» Provided information:

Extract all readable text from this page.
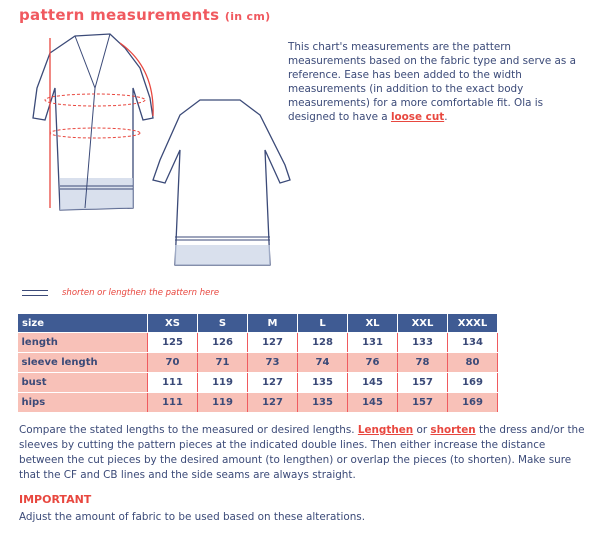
pattern measurements (in cm)
This chart's measurements are the pattern measurements based on the fabric type and serve as a reference. Ease has been added to the width measurements (in addition to the exact body measurements) for a more comfortable fit. Ola is designed to have a loose cut.
shorten or lengthen the pattern here
size	XS	S	M	L	XL	XXL	XXXL
length	125	126	127	128	131	133	134
sleeve length	70	71	73	74	76	78	80
bust	111	119	127	135	145	157	169
hips	111	119	127	135	145	157	169
Compare the stated lengths to the measured or desired lengths. Lengthen or shorten the dress and/or the sleeves by cutting the pattern pieces at the indicated double lines. Then either increase the distance between the cut pieces by the desired amount (to lengthen) or overlap the pieces (to shorten). Make sure that the CF and CB lines and the side seams are always straight.
IMPORTANT
Adjust the amount of fabric to be used based on these alterations.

» Task to carry out:
Extract all lines containing the word "fabric".

» The result:
This chart's measurements are the pattern measurements based on the fabric type and serve as a reference. Ease has been added to the width measurements (in addition to the exact body measurements) for a more comfortable fit. Ola is designed to have a loose cut.
Adjust the amount of fabric to be used based on these alterations.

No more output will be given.